Data entries:

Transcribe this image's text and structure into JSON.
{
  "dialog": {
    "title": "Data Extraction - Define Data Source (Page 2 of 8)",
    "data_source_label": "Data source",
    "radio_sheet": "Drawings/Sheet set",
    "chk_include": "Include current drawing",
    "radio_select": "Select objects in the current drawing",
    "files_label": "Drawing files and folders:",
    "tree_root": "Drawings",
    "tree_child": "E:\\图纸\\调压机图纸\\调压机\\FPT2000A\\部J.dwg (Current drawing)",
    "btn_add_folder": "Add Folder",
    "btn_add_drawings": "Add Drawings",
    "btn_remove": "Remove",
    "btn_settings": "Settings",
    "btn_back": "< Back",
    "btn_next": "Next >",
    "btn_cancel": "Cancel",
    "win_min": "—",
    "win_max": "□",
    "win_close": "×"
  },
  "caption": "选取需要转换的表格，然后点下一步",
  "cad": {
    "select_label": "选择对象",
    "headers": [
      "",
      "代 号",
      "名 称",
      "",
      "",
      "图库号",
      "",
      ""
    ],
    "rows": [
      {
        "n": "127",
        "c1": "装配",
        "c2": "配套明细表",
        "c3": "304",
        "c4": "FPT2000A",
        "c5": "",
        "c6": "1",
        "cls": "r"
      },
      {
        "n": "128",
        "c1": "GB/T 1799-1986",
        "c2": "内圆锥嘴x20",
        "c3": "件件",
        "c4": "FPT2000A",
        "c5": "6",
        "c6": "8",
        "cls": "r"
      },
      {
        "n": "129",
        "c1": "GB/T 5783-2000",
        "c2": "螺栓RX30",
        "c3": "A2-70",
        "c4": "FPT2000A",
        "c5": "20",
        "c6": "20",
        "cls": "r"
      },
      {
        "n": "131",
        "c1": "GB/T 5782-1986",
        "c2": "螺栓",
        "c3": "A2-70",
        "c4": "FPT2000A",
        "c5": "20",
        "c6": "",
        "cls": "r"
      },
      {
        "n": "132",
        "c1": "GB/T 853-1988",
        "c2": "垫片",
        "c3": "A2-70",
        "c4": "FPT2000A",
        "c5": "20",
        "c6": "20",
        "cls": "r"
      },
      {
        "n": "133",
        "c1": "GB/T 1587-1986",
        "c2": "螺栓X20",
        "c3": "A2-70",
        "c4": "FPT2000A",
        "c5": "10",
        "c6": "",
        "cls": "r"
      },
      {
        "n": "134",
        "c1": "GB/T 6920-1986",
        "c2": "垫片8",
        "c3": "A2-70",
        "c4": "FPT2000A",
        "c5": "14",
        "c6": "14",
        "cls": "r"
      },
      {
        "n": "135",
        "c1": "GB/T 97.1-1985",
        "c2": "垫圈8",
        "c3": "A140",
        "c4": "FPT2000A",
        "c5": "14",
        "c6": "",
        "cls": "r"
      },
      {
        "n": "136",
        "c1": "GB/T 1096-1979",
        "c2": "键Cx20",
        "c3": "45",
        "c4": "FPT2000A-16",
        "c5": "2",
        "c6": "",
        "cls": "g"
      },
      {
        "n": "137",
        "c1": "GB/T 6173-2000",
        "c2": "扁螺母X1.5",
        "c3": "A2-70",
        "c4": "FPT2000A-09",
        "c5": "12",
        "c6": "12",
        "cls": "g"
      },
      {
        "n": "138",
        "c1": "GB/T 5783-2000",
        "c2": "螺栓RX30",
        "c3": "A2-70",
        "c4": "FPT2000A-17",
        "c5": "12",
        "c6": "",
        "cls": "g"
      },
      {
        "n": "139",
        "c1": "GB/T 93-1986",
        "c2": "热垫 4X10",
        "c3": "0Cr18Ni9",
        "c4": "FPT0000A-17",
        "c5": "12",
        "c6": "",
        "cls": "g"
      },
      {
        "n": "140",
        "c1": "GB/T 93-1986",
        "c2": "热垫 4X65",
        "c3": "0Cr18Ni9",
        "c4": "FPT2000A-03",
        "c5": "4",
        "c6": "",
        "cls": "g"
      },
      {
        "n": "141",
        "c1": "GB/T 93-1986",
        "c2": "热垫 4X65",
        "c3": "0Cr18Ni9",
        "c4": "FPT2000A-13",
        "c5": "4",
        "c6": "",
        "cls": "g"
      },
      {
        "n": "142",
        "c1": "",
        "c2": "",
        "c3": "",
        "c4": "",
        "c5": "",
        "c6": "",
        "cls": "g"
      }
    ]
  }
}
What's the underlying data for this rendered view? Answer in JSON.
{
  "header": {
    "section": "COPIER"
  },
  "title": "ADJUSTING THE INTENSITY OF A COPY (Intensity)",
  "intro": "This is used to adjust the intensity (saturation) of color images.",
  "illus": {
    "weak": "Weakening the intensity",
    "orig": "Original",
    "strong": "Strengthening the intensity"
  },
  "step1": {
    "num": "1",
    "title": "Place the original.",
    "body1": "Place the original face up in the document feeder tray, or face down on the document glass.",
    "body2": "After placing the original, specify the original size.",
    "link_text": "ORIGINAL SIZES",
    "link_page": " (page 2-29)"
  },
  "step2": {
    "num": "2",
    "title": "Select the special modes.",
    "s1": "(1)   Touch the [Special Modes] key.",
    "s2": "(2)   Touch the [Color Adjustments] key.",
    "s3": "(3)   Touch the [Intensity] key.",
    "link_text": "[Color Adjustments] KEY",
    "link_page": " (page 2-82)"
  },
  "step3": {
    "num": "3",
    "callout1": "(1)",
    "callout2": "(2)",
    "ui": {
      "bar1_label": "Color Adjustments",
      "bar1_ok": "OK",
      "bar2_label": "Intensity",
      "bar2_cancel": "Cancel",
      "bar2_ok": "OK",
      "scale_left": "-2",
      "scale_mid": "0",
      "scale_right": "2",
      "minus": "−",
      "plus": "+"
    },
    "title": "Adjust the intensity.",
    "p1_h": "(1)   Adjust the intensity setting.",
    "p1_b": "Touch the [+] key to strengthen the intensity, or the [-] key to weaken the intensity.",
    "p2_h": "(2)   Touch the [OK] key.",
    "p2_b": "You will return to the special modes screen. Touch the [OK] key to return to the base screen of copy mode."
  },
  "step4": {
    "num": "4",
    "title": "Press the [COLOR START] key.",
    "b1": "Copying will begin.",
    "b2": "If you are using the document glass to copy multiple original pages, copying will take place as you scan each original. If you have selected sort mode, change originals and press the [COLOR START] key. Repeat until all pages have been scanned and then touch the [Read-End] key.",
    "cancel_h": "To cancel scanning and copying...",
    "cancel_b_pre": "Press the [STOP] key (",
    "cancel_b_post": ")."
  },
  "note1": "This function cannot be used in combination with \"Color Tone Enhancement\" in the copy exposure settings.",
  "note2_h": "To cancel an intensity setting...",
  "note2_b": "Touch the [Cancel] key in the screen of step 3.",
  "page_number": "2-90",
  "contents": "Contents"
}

▸ Given request
Pull every line containing the word "screen" out of the entries above.

▸ Task output
    "p2_b": "You will return to the special modes screen. Touch the [OK] key to return to the base screen of copy mode."
  "note2_b": "Touch the [Cancel] key in the screen of step 3.",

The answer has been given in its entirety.